● **Direction**: Transcribe the material below exactly as it appears.
---*---
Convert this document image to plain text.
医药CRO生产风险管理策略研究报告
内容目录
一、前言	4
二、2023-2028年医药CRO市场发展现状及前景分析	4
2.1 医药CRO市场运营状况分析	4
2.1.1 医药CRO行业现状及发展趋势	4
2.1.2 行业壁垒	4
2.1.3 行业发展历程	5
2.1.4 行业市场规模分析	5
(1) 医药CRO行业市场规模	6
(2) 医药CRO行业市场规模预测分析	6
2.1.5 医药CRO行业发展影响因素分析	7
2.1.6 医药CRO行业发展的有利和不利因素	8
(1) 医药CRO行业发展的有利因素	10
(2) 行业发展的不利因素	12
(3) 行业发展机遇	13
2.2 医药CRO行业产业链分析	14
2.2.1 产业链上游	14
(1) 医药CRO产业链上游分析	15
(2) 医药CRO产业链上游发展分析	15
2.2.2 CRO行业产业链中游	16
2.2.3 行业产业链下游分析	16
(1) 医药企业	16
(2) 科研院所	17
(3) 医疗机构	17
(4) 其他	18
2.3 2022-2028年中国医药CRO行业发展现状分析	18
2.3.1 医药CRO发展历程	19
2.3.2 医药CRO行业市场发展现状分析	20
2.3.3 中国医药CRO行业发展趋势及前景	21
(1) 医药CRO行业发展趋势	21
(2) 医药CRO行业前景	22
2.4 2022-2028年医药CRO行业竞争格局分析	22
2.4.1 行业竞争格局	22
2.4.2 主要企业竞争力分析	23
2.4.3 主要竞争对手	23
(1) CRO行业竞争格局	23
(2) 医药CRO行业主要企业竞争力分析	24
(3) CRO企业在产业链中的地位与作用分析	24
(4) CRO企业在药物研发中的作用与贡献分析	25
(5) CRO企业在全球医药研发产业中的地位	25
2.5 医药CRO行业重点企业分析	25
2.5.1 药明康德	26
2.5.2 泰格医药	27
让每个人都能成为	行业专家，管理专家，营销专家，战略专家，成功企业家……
---*---
● **Solution to this exercise**:
Convert this document image to plain text.
医药CRO生产风险管理策略研究报告
内容目录
一、前言	4
二、2023-2028年医药CRO市场发展现状及前景分析	4
2.1 医药CRO市场运营状况分析	4
2.1.1 医药CRO行业现状及发展趋势	4
2.1.2 行业壁垒	4
2.1.3 行业发展历程	5
2.1.4 行业市场规模分析	5
(1) 医药CRO行业市场规模	6
(2) 医药CRO行业市场规模预测分析	6
2.1.5 医药CRO行业发展影响因素分析	7
2.1.6 医药CRO行业发展的有利和不利因素	8
(1) 医药CRO行业发展的有利因素	10
(2) 行业发展的不利因素	12
(3) 行业发展机遇	13
2.2 医药CRO行业产业链分析	14
2.2.1 产业链上游	14
(1) 医药CRO产业链上游分析	15
(2) 医药CRO产业链上游发展分析	15
2.2.2 CRO行业产业链中游	16
2.2.3 行业产业链下游分析	16
(1) 医药企业	16
(2) 科研院所	17
(3) 医疗机构	17
(4) 其他	18
2.3 2022-2028年中国医药CRO行业发展现状分析	18
2.3.1 医药CRO发展历程	19
2.3.2 医药CRO行业市场发展现状分析	20
2.3.3 中国医药CRO行业发展趋势及前景	21
(1) 医药CRO行业发展趋势	21
(2) 医药CRO行业前景	22
2.4 2022-2028年医药CRO行业竞争格局分析	22
2.4.1 行业竞争格局	22
2.4.2 主要企业竞争力分析	23
2.4.3 主要竞争对手	23
(1) CRO行业竞争格局	23
(2) 医药CRO行业主要企业竞争力分析	24
(3) CRO企业在产业链中的地位与作用分析	24
(4) CRO企业在药物研发中的作用与贡献分析	25
(5) CRO企业在全球医药研发产业中的地位	25
2.5 医药CRO行业重点企业分析	25
2.5.1 药明康德	26
2.5.2 泰格医药	27
让每个人都能成为	行业专家，管理专家，营销专家，战略专家，成功企业家……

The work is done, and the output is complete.